» **EXTRAIT CITÉ**:
....................

Le numérique est un gouffre énergétique

Le numérique est un gouffre énergétique


Par Béatrice Mingam, le 22 avril 2024


Energie, eau, émissions de gaz à effet de serre... Selon Aloen, l’agence locale Energie Climat de Bretagne Sud, et l’Ademe, le numérique a un impact conséquent sur l’environnement, notamment au moment de sa fabrication. Produire un ordinateur, par exemple, nécessite l’extraction de matières premières et de métaux rares. Une fois fabriqué, il est exporté, distribué, puis utilisé. 600 kg de matières premières sont mobilisés pour fabriquer un ordinateur portable de 2 kg. 103 kg de CO2 sont générés sur les 156 kg émis sur l’ensemble de son cycle de vie.

 


Le nombre d’équipements - ordinateurs, smartphones, téléviseurs, tablettes et autres objets connectés - sont en constante augmentation, leurs émissions de gaz à effet de serre aussi. Un foyer français compte entre quatre et vingt-huit écrans, la moyenne se situant autour de onze.

 

La consommation liée à nos usages numériques est en croissance de 12 % par an. Nos usages immatériels sur internet représentent plus de 7 % de la consommation électrique mondiale. Quant à l’envoi d’un mail, il correspond à une ampoule électrique allumée pendant... 25 minutes.

 

Les outils qui consomment le plus sont les data centers. Leur progression est expliquée par la multiplication des services offerts notamment par le cloud pour le stockage des données, mais aussi les boîtes de messageries électroniques surchargées de mails en dormance (qui coûtent de l’énergie) et la croissance très rapide du nombre d’utilisateurs à l’échelle mondiale. On est tous connectés, on utilise tous beaucoup internet. La solution ? Un nettoyage quotidien de sa boîte mail et un gros ménage de printemps.


Passer de 2 à 4 ans d’usage pour une tablette ou un ordinateur améliore de 50 % son bilan environnemental

 

Il est aussi important de se questionner sur sa consommation numérique, ses usages et leur utilité. Le geste qui aura le plus d’impact est de renouveler le moins souvent possible nos équipements.

 

La phase de fabrication s’avère plus énergivore que la phase d’utilisation du produit par les consommateurs. Plus émettrice en CO2 aussi, puisque la plupart des composants sont fabriqués en Chine ou en Corée, dont l’électricité provient du charbon et pèse donc lourdement dans le changement climatique. Leur transport (en avion le plus souvent) vient encore alourdir le bilan.

....................

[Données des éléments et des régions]
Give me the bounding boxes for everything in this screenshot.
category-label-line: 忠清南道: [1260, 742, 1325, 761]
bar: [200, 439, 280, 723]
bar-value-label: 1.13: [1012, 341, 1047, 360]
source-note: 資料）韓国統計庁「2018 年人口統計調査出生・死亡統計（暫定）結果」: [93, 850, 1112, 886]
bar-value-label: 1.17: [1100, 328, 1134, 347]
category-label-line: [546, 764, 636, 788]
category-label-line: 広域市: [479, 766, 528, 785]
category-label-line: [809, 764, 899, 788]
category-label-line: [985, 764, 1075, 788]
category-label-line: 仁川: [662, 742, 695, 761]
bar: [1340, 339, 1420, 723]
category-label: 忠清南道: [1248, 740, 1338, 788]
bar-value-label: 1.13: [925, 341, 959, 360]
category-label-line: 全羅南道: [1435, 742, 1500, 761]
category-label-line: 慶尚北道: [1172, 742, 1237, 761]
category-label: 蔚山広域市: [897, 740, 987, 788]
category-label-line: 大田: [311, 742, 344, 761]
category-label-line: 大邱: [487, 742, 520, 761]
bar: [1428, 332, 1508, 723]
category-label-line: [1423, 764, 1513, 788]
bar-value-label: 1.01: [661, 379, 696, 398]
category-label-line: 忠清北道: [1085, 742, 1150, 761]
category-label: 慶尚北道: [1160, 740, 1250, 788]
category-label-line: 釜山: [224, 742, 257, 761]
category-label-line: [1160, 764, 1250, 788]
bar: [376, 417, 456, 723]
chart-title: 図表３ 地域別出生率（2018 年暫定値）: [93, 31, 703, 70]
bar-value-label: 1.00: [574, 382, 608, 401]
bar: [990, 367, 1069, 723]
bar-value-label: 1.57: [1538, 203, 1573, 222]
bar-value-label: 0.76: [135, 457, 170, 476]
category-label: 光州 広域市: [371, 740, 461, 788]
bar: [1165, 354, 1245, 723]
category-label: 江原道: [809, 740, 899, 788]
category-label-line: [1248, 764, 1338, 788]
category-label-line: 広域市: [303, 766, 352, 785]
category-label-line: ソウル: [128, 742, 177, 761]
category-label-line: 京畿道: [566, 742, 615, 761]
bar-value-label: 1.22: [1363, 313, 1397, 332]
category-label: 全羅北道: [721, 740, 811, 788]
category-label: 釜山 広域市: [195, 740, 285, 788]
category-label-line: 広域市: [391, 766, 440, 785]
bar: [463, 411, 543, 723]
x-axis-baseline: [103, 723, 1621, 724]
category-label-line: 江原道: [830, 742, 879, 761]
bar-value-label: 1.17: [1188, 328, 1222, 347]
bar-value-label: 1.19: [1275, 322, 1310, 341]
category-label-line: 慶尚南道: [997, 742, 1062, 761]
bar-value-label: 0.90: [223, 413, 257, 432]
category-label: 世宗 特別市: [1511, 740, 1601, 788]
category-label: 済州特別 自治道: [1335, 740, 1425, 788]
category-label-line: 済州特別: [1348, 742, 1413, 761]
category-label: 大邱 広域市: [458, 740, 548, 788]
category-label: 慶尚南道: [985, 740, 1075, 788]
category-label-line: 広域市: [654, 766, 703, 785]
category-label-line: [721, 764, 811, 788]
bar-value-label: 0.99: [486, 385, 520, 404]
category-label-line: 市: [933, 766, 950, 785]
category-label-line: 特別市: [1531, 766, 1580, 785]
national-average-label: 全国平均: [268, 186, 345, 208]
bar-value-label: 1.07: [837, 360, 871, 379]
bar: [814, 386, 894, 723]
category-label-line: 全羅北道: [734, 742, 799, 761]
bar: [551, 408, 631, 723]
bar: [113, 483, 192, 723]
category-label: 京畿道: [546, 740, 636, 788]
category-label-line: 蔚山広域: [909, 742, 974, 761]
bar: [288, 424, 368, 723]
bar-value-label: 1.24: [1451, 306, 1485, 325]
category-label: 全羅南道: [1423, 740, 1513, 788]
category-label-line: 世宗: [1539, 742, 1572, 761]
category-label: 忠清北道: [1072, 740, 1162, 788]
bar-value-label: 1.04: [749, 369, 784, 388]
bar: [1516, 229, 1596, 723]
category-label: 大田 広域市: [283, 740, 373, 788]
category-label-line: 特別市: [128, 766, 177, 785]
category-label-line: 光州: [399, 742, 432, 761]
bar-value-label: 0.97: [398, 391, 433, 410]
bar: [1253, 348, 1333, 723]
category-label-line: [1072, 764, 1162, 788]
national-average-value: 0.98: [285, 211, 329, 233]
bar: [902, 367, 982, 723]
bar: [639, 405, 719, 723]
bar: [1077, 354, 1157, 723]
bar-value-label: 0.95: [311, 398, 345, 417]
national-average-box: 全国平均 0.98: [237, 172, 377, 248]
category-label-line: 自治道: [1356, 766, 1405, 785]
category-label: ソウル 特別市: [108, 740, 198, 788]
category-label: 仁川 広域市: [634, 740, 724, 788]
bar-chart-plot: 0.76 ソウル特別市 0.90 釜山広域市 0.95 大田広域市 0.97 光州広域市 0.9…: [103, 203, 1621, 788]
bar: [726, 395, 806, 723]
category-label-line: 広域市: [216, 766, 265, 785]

....................

» **CONSIGNES**:
1 > Répondez à ces questions d'après l'article sur l'impact environnemental du numérique :
(a) Combien de kilos de matières premières faut-il pour fabriquer un ordinateur portable de 2 kg ?
(b) Combien d'écrans compte en moyenne un foyer français ?
(c) Quels outils numériques consomment le plus ?
2 > Recopiez le passage de l'article sur l'impact environnemental du numérique en commençant aux mots « Les outils qui » et en vous arrêtant après « possible nos équipements. ».
3 > Reprenez l'article sur l'impact environnemental du numérique à la suite de sa dernière phrase.

» **LISTE DES RÉPONSES**:
1 >
(a) 600 kg.
(b) Autour de onze.
(c) Les data centers.

2 >
Les outils qui consomment le plus sont les data centers. Leur progression est expliquée par la multiplication des services offerts notamment par le cloud pour le stockage des données, mais aussi les boîtes de messageries électroniques surchargées de mails en dormance (qui coûtent de l’énergie) et la croissance très rapide du nombre d’utilisateurs à l’échelle mondiale. On est tous connectés, on utilise tous beaucoup internet. La solution ? Un nettoyage quotidien de sa boîte mail et un gros ménage de printemps.


Passer de 2 à 4 ans d’usage pour une tablette ou un ordinateur améliore de 50 % son bilan environnemental

 

Il est aussi important de se questionner sur sa consommation numérique, ses usages et leur utilité. Le geste qui aura le plus d’impact est de renouveler le moins souvent possible nos équipements.

3 >
Ce chiffre est évocateur : le fait d'utiliser une tablette ou un ordinateur pendant quatre ans au lieu de deux ans améliore sont bilan environnemental de 50 %.

 

On peut aussi privilégier l’achat d’appareils d’occasion, reconditionnés, réparables. A Lanester par exemple, Défis reconditionne de vieux appareils en machines à nouveau opérationnelles (lire plus bas). En remplaçant le disque dur classique d'un vieil ordinateur par un SSD chez un réparateur, vous pouvez aussi donner une nouvelle jeunesse à votre équipement.


La taille des écrans est importante. Plus ils sont grands, plus ils sont polluants, plus ils sont composés de métaux rares et plus ils consomment.

 

La consommation totale d’une box internet sur un an se situe entre 150 et 300 kWh : c’est autant qu’un grand réfrigérateur ! Eteindre sa box quand elle n’est pas utilisée peut avoir beaucoup d’impact.

 

Cette mesure adoptée de plus en plus par les particuliers est moins utilisée par les entreprises. La connexion internet est comme un robinet d’eau mal fermé. Quand on ne s’en sert pas mais qu’elle reste allumée, elle continue à consommer comme un goutte-à-goutte. Chargez une personne de votre entreprise de débrancher la box à son départ le soir et de la rebrancher le matin à son arrivée.

 

Mêmes modalités pour les ordinateurs. Couper, si possible, la mise en veille des appareils de votre entreprise permet d’économiser de l’énergie. Il faut savoir qu’en France, la production de deux réacteurs nucléaires est dédiée chaque année à la consommation des appareils en veille.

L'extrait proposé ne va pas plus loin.